| MATERIAL SUPPLIED |
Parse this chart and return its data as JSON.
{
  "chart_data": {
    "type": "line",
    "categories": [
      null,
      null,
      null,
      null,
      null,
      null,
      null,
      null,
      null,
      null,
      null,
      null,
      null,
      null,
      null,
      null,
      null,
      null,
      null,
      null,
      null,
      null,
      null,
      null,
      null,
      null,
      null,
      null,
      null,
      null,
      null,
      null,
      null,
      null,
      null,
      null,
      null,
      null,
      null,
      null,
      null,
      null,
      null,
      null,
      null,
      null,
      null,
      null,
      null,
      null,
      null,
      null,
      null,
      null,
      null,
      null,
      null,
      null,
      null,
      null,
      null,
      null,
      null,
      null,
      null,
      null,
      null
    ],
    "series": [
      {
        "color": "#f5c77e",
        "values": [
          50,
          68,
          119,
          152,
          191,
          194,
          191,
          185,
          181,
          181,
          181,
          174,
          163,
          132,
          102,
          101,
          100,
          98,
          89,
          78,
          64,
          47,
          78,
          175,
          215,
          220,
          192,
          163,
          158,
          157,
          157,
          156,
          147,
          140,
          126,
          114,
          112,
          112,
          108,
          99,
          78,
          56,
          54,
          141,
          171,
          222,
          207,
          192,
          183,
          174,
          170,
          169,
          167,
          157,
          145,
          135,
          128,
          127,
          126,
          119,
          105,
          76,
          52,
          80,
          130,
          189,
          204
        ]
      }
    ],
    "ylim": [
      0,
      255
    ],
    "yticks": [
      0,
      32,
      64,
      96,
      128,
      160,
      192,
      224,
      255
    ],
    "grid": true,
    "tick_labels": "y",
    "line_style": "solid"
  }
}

| STATED EXERCISE |
Repeat each record exactly. Omit nothing.

| EXERCISE ANSWER |
Parse this chart and return its data as JSON.
{
  "chart_data": {
    "type": "line",
    "categories": [
      null,
      null,
      null,
      null,
      null,
      null,
      null,
      null,
      null,
      null,
      null,
      null,
      null,
      null,
      null,
      null,
      null,
      null,
      null,
      null,
      null,
      null,
      null,
      null,
      null,
      null,
      null,
      null,
      null,
      null,
      null,
      null,
      null,
      null,
      null,
      null,
      null,
      null,
      null,
      null,
      null,
      null,
      null,
      null,
      null,
      null,
      null,
      null,
      null,
      null,
      null,
      null,
      null,
      null,
      null,
      null,
      null,
      null,
      null,
      null,
      null,
      null,
      null,
      null,
      null,
      null,
      null
    ],
    "series": [
      {
        "color": "#f5c77e",
        "values": [
          50,
          68,
          119,
          152,
          191,
          194,
          191,
          185,
          181,
          181,
          181,
          174,
          163,
          132,
          102,
          101,
          100,
          98,
          89,
          78,
          64,
          47,
          78,
          175,
          215,
          220,
          192,
          163,
          158,
          157,
          157,
          156,
          147,
          140,
          126,
          114,
          112,
          112,
          108,
          99,
          78,
          56,
          54,
          141,
          171,
          222,
          207,
          192,
          183,
          174,
          170,
          169,
          167,
          157,
          145,
          135,
          128,
          127,
          126,
          119,
          105,
          76,
          52,
          80,
          130,
          189,
          204
        ]
      }
    ],
    "ylim": [
      0,
      255
    ],
    "yticks": [
      0,
      32,
      64,
      96,
      128,
      160,
      192,
      224,
      255
    ],
    "grid": true,
    "tick_labels": "y",
    "line_style": "solid"
  }
}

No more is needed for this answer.